◆ YOUR INSTRUCTIONS
Copy each line exactly. Leave nothing out.

◆ SUPPLIED ENTRIES
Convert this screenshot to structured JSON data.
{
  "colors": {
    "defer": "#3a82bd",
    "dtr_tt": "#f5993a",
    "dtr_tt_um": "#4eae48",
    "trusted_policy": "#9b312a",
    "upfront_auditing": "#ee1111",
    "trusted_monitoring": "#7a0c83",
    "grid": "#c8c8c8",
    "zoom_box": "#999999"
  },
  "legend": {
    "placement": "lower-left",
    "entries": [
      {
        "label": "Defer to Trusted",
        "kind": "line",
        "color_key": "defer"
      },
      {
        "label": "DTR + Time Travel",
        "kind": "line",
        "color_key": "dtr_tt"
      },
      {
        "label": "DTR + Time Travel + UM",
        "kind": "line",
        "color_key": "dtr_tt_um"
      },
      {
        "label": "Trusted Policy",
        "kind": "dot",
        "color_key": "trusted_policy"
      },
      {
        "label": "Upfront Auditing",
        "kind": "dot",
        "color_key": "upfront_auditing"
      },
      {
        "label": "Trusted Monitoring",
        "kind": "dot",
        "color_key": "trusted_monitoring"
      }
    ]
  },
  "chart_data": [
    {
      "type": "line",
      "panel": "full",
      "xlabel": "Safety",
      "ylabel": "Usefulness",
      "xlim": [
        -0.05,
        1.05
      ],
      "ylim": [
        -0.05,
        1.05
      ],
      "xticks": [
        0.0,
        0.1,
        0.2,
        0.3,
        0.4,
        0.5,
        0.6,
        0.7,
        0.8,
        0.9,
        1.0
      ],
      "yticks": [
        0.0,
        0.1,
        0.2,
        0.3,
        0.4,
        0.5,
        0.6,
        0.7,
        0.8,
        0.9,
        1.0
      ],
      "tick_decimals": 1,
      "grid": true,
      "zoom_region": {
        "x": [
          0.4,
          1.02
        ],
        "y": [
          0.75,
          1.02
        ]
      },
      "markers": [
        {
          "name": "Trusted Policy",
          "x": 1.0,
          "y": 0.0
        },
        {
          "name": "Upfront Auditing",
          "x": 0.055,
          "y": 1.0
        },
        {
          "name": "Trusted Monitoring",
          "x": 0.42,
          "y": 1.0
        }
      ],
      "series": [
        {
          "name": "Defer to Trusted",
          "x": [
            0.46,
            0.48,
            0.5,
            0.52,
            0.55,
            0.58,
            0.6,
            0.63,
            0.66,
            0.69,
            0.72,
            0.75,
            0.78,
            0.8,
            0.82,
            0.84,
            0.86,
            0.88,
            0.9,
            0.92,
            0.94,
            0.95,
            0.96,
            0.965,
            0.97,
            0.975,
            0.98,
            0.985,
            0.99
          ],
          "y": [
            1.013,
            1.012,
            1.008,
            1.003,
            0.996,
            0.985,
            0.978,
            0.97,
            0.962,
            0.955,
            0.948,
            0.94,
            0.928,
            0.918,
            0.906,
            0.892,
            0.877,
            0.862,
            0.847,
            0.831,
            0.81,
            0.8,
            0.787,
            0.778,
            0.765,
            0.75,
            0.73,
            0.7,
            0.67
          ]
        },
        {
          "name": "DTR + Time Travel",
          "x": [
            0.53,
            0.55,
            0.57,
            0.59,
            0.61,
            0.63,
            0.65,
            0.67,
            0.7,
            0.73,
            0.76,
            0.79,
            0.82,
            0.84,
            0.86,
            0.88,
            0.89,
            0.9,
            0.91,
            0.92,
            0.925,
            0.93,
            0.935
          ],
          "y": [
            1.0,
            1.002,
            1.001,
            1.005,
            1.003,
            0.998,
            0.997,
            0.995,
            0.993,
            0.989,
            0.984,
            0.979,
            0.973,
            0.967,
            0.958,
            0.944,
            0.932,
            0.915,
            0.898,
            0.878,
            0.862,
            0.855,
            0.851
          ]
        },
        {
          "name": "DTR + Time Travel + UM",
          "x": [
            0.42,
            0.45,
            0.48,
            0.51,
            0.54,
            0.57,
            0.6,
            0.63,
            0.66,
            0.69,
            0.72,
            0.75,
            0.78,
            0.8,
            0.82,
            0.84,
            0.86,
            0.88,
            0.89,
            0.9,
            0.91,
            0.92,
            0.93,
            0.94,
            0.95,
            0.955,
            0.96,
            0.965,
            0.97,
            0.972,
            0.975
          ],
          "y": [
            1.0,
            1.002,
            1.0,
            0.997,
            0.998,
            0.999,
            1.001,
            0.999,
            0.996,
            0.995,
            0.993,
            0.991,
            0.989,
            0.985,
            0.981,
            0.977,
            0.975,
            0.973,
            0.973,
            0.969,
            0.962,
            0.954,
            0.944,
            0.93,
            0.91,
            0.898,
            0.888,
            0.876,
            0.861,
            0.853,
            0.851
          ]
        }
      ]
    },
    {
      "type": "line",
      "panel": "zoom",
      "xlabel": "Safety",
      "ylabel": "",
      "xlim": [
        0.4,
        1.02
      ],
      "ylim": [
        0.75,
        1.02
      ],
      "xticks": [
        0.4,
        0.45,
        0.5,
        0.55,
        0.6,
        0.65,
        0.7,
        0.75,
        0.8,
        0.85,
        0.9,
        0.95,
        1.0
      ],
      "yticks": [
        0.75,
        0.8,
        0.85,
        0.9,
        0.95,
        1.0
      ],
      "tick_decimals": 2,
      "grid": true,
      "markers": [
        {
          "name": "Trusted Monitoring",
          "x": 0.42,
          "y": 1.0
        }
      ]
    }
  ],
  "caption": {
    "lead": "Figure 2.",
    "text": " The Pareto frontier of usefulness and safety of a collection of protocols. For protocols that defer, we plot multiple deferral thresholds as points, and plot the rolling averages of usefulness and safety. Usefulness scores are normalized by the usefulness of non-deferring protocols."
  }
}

◆ RESPONSE TO THE TASK
Convert this screenshot to structured JSON data.
{
  "colors": {
    "defer": "#3a82bd",
    "dtr_tt": "#f5993a",
    "dtr_tt_um": "#4eae48",
    "trusted_policy": "#9b312a",
    "upfront_auditing": "#ee1111",
    "trusted_monitoring": "#7a0c83",
    "grid": "#c8c8c8",
    "zoom_box": "#999999"
  },
  "legend": {
    "placement": "lower-left",
    "entries": [
      {
        "label": "Defer to Trusted",
        "kind": "line",
        "color_key": "defer"
      },
      {
        "label": "DTR + Time Travel",
        "kind": "line",
        "color_key": "dtr_tt"
      },
      {
        "label": "DTR + Time Travel + UM",
        "kind": "line",
        "color_key": "dtr_tt_um"
      },
      {
        "label": "Trusted Policy",
        "kind": "dot",
        "color_key": "trusted_policy"
      },
      {
        "label": "Upfront Auditing",
        "kind": "dot",
        "color_key": "upfront_auditing"
      },
      {
        "label": "Trusted Monitoring",
        "kind": "dot",
        "color_key": "trusted_monitoring"
      }
    ]
  },
  "chart_data": [
    {
      "type": "line",
      "panel": "full",
      "xlabel": "Safety",
      "ylabel": "Usefulness",
      "xlim": [
        -0.05,
        1.05
      ],
      "ylim": [
        -0.05,
        1.05
      ],
      "xticks": [
        0.0,
        0.1,
        0.2,
        0.3,
        0.4,
        0.5,
        0.6,
        0.7,
        0.8,
        0.9,
        1.0
      ],
      "yticks": [
        0.0,
        0.1,
        0.2,
        0.3,
        0.4,
        0.5,
        0.6,
        0.7,
        0.8,
        0.9,
        1.0
      ],
      "tick_decimals": 1,
      "grid": true,
      "zoom_region": {
        "x": [
          0.4,
          1.02
        ],
        "y": [
          0.75,
          1.02
        ]
      },
      "markers": [
        {
          "name": "Trusted Policy",
          "x": 1.0,
          "y": 0.0
        },
        {
          "name": "Upfront Auditing",
          "x": 0.055,
          "y": 1.0
        },
        {
          "name": "Trusted Monitoring",
          "x": 0.42,
          "y": 1.0
        }
      ],
      "series": [
        {
          "name": "Defer to Trusted",
          "x": [
            0.46,
            0.48,
            0.5,
            0.52,
            0.55,
            0.58,
            0.6,
            0.63,
            0.66,
            0.69,
            0.72,
            0.75,
            0.78,
            0.8,
            0.82,
            0.84,
            0.86,
            0.88,
            0.9,
            0.92,
            0.94,
            0.95,
            0.96,
            0.965,
            0.97,
            0.975,
            0.98,
            0.985,
            0.99
          ],
          "y": [
            1.013,
            1.012,
            1.008,
            1.003,
            0.996,
            0.985,
            0.978,
            0.97,
            0.962,
            0.955,
            0.948,
            0.94,
            0.928,
            0.918,
            0.906,
            0.892,
            0.877,
            0.862,
            0.847,
            0.831,
            0.81,
            0.8,
            0.787,
            0.778,
            0.765,
            0.75,
            0.73,
            0.7,
            0.67
          ]
        },
        {
          "name": "DTR + Time Travel",
          "x": [
            0.53,
            0.55,
            0.57,
            0.59,
            0.61,
            0.63,
            0.65,
            0.67,
            0.7,
            0.73,
            0.76,
            0.79,
            0.82,
            0.84,
            0.86,
            0.88,
            0.89,
            0.9,
            0.91,
            0.92,
            0.925,
            0.93,
            0.935
          ],
          "y": [
            1.0,
            1.002,
            1.001,
            1.005,
            1.003,
            0.998,
            0.997,
            0.995,
            0.993,
            0.989,
            0.984,
            0.979,
            0.973,
            0.967,
            0.958,
            0.944,
            0.932,
            0.915,
            0.898,
            0.878,
            0.862,
            0.855,
            0.851
          ]
        },
        {
          "name": "DTR + Time Travel + UM",
          "x": [
            0.42,
            0.45,
            0.48,
            0.51,
            0.54,
            0.57,
            0.6,
            0.63,
            0.66,
            0.69,
            0.72,
            0.75,
            0.78,
            0.8,
            0.82,
            0.84,
            0.86,
            0.88,
            0.89,
            0.9,
            0.91,
            0.92,
            0.93,
            0.94,
            0.95,
            0.955,
            0.96,
            0.965,
            0.97,
            0.972,
            0.975
          ],
          "y": [
            1.0,
            1.002,
            1.0,
            0.997,
            0.998,
            0.999,
            1.001,
            0.999,
            0.996,
            0.995,
            0.993,
            0.991,
            0.989,
            0.985,
            0.981,
            0.977,
            0.975,
            0.973,
            0.973,
            0.969,
            0.962,
            0.954,
            0.944,
            0.93,
            0.91,
            0.898,
            0.888,
            0.876,
            0.861,
            0.853,
            0.851
          ]
        }
      ]
    },
    {
      "type": "line",
      "panel": "zoom",
      "xlabel": "Safety",
      "ylabel": "",
      "xlim": [
        0.4,
        1.02
      ],
      "ylim": [
        0.75,
        1.02
      ],
      "xticks": [
        0.4,
        0.45,
        0.5,
        0.55,
        0.6,
        0.65,
        0.7,
        0.75,
        0.8,
        0.85,
        0.9,
        0.95,
        1.0
      ],
      "yticks": [
        0.75,
        0.8,
        0.85,
        0.9,
        0.95,
        1.0
      ],
      "tick_decimals": 2,
      "grid": true,
      "markers": [
        {
          "name": "Trusted Monitoring",
          "x": 0.42,
          "y": 1.0
        }
      ]
    }
  ],
  "caption": {
    "lead": "Figure 2.",
    "text": " The Pareto frontier of usefulness and safety of a collection of protocols. For protocols that defer, we plot multiple deferral thresholds as points, and plot the rolling averages of usefulness and safety. Usefulness scores are normalized by the usefulness of non-deferring protocols."
  }
}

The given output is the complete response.